The exercise: Write out all of the lines below, exactly and completely.

Dataset extract:
════════════════
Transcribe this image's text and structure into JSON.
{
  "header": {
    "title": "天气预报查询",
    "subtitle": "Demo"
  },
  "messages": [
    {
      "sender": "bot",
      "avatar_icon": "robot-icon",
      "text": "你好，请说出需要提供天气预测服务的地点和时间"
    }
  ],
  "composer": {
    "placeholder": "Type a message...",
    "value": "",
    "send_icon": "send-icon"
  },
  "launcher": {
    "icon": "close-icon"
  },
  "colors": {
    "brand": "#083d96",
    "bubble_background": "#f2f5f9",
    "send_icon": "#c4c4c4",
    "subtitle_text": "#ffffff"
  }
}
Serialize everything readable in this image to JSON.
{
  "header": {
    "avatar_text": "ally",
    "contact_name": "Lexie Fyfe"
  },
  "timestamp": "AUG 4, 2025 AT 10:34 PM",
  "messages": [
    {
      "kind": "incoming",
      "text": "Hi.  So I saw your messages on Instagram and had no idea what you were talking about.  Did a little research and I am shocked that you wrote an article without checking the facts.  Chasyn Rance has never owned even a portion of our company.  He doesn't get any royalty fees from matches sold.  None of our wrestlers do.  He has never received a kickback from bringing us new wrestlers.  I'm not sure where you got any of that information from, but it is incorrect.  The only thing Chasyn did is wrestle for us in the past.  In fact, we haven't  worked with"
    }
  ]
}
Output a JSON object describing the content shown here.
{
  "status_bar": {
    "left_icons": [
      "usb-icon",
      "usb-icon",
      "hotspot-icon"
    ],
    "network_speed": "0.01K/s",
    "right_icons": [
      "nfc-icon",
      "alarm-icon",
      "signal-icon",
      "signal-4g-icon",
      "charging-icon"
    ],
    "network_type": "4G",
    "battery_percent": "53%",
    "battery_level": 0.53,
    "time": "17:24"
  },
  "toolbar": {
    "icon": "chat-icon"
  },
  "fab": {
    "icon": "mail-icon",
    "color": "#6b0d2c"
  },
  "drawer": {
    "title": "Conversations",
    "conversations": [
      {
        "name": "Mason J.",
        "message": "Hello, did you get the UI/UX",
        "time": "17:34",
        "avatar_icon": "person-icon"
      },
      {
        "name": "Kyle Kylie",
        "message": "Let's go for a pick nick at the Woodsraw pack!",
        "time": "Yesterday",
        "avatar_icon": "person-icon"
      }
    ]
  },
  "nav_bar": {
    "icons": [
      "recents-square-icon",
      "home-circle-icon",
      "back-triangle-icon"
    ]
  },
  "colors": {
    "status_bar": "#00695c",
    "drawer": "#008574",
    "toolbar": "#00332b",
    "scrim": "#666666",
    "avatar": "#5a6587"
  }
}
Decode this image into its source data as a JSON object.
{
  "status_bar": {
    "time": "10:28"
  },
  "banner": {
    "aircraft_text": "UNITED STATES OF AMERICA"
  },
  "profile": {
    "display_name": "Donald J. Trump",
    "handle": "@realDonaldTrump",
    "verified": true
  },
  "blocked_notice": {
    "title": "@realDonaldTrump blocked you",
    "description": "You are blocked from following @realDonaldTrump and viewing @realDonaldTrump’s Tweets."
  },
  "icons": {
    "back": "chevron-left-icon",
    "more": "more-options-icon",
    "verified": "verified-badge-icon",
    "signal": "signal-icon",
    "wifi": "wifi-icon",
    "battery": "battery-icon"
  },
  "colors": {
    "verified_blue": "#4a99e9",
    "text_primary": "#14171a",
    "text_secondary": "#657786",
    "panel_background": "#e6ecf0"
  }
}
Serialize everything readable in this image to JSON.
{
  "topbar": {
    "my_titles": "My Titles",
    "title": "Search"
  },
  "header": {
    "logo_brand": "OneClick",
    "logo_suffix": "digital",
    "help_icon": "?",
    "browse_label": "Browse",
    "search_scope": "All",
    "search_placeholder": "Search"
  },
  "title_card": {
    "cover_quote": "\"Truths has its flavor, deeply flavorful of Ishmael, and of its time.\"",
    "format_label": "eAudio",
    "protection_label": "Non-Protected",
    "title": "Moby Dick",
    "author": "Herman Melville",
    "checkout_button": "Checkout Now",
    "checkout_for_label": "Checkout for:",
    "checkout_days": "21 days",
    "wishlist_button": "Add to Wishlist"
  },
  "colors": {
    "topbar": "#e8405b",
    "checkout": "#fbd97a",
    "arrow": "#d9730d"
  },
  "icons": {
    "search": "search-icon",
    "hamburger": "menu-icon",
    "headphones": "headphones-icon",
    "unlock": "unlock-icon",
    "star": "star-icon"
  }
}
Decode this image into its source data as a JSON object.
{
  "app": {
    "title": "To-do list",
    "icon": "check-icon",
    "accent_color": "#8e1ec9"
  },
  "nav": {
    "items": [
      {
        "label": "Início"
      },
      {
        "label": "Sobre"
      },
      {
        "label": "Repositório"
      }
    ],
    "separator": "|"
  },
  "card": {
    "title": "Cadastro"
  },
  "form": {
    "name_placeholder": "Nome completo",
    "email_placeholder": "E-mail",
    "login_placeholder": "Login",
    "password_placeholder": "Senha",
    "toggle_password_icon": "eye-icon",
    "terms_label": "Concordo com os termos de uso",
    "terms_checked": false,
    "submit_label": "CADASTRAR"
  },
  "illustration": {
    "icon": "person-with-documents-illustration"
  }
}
════════════════
Task response:
Transcribe this image's text and structure into JSON.
{
  "header": {
    "title": "天气预报查询",
    "subtitle": "Demo"
  },
  "messages": [
    {
      "sender": "bot",
      "avatar_icon": "robot-icon",
      "text": "你好，请说出需要提供天气预测服务的地点和时间"
    }
  ],
  "composer": {
    "placeholder": "Type a message...",
    "value": "",
    "send_icon": "send-icon"
  },
  "launcher": {
    "icon": "close-icon"
  },
  "colors": {
    "brand": "#083d96",
    "bubble_background": "#f2f5f9",
    "send_icon": "#c4c4c4",
    "subtitle_text": "#ffffff"
  }
}
Serialize everything readable in this image to JSON.
{
  "header": {
    "avatar_text": "ally",
    "contact_name": "Lexie Fyfe"
  },
  "timestamp": "AUG 4, 2025 AT 10:34 PM",
  "messages": [
    {
      "kind": "incoming",
      "text": "Hi.  So I saw your messages on Instagram and had no idea what you were talking about.  Did a little research and I am shocked that you wrote an article without checking the facts.  Chasyn Rance has never owned even a portion of our company.  He doesn't get any royalty fees from matches sold.  None of our wrestlers do.  He has never received a kickback from bringing us new wrestlers.  I'm not sure where you got any of that information from, but it is incorrect.  The only thing Chasyn did is wrestle for us in the past.  In fact, we haven't  worked with"
    }
  ]
}
Output a JSON object describing the content shown here.
{
  "status_bar": {
    "left_icons": [
      "usb-icon",
      "usb-icon",
      "hotspot-icon"
    ],
    "network_speed": "0.01K/s",
    "right_icons": [
      "nfc-icon",
      "alarm-icon",
      "signal-icon",
      "signal-4g-icon",
      "charging-icon"
    ],
    "network_type": "4G",
    "battery_percent": "53%",
    "battery_level": 0.53,
    "time": "17:24"
  },
  "toolbar": {
    "icon": "chat-icon"
  },
  "fab": {
    "icon": "mail-icon",
    "color": "#6b0d2c"
  },
  "drawer": {
    "title": "Conversations",
    "conversations": [
      {
        "name": "Mason J.",
        "message": "Hello, did you get the UI/UX",
        "time": "17:34",
        "avatar_icon": "person-icon"
      },
      {
        "name": "Kyle Kylie",
        "message": "Let's go for a pick nick at the Woodsraw pack!",
        "time": "Yesterday",
        "avatar_icon": "person-icon"
      }
    ]
  },
  "nav_bar": {
    "icons": [
      "recents-square-icon",
      "home-circle-icon",
      "back-triangle-icon"
    ]
  },
  "colors": {
    "status_bar": "#00695c",
    "drawer": "#008574",
    "toolbar": "#00332b",
    "scrim": "#666666",
    "avatar": "#5a6587"
  }
}
Decode this image into its source data as a JSON object.
{
  "status_bar": {
    "time": "10:28"
  },
  "banner": {
    "aircraft_text": "UNITED STATES OF AMERICA"
  },
  "profile": {
    "display_name": "Donald J. Trump",
    "handle": "@realDonaldTrump",
    "verified": true
  },
  "blocked_notice": {
    "title": "@realDonaldTrump blocked you",
    "description": "You are blocked from following @realDonaldTrump and viewing @realDonaldTrump’s Tweets."
  },
  "icons": {
    "back": "chevron-left-icon",
    "more": "more-options-icon",
    "verified": "verified-badge-icon",
    "signal": "signal-icon",
    "wifi": "wifi-icon",
    "battery": "battery-icon"
  },
  "colors": {
    "verified_blue": "#4a99e9",
    "text_primary": "#14171a",
    "text_secondary": "#657786",
    "panel_background": "#e6ecf0"
  }
}
Serialize everything readable in this image to JSON.
{
  "topbar": {
    "my_titles": "My Titles",
    "title": "Search"
  },
  "header": {
    "logo_brand": "OneClick",
    "logo_suffix": "digital",
    "help_icon": "?",
    "browse_label": "Browse",
    "search_scope": "All",
    "search_placeholder": "Search"
  },
  "title_card": {
    "cover_quote": "\"Truths has its flavor, deeply flavorful of Ishmael, and of its time.\"",
    "format_label": "eAudio",
    "protection_label": "Non-Protected",
    "title": "Moby Dick",
    "author": "Herman Melville",
    "checkout_button": "Checkout Now",
    "checkout_for_label": "Checkout for:",
    "checkout_days": "21 days",
    "wishlist_button": "Add to Wishlist"
  },
  "colors": {
    "topbar": "#e8405b",
    "checkout": "#fbd97a",
    "arrow": "#d9730d"
  },
  "icons": {
    "search": "search-icon",
    "hamburger": "menu-icon",
    "headphones": "headphones-icon",
    "unlock": "unlock-icon",
    "star": "star-icon"
  }
}
Decode this image into its source data as a JSON object.
{
  "app": {
    "title": "To-do list",
    "icon": "check-icon",
    "accent_color": "#8e1ec9"
  },
  "nav": {
    "items": [
      {
        "label": "Início"
      },
      {
        "label": "Sobre"
      },
      {
        "label": "Repositório"
      }
    ],
    "separator": "|"
  },
  "card": {
    "title": "Cadastro"
  },
  "form": {
    "name_placeholder": "Nome completo",
    "email_placeholder": "E-mail",
    "login_placeholder": "Login",
    "password_placeholder": "Senha",
    "toggle_password_icon": "eye-icon",
    "terms_label": "Concordo com os termos de uso",
    "terms_checked": false,
    "submit_label": "CADASTRAR"
  },
  "illustration": {
    "icon": "person-with-documents-illustration"
  }
}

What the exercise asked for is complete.